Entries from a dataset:
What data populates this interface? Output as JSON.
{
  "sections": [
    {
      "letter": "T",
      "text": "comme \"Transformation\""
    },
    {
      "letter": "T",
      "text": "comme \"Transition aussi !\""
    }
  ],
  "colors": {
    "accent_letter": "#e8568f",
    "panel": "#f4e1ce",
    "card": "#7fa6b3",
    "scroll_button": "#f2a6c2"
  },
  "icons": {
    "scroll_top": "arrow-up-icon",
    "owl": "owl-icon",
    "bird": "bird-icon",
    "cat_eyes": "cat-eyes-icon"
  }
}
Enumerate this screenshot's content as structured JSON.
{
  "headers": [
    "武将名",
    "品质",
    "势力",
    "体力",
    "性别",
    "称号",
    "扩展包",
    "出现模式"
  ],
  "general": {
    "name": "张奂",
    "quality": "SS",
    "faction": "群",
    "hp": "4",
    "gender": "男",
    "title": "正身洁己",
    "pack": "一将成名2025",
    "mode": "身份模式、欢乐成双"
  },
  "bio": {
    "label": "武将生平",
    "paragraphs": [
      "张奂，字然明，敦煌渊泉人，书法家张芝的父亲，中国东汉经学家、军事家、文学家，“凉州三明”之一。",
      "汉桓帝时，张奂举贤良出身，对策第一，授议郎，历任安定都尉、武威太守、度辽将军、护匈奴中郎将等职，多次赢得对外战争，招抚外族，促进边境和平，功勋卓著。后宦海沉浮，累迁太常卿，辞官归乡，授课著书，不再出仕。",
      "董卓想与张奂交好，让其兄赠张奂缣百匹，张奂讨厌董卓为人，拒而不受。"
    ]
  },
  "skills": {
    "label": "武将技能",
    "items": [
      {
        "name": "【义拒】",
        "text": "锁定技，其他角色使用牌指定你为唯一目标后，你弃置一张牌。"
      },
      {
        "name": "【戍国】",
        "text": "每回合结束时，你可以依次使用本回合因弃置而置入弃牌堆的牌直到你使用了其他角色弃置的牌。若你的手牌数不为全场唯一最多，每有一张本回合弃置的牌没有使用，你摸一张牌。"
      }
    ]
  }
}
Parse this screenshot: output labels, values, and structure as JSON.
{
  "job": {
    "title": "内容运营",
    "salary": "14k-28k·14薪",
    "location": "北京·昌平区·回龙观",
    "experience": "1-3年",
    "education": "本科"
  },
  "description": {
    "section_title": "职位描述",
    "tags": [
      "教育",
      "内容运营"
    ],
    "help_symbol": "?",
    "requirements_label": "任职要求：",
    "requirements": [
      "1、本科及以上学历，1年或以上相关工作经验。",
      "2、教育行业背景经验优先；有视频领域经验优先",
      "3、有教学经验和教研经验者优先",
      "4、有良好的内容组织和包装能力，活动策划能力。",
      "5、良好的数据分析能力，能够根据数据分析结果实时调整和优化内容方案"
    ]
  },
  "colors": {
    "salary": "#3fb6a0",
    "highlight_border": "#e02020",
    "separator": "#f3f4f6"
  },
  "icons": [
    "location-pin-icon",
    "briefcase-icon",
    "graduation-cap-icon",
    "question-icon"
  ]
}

BRIEF:
Filter lines by "JSON" and return each hit.

TASK RESPONSE:
What data populates this interface? Output as JSON.
Enumerate this screenshot's content as structured JSON.
Parse this screenshot: output labels, values, and structure as JSON.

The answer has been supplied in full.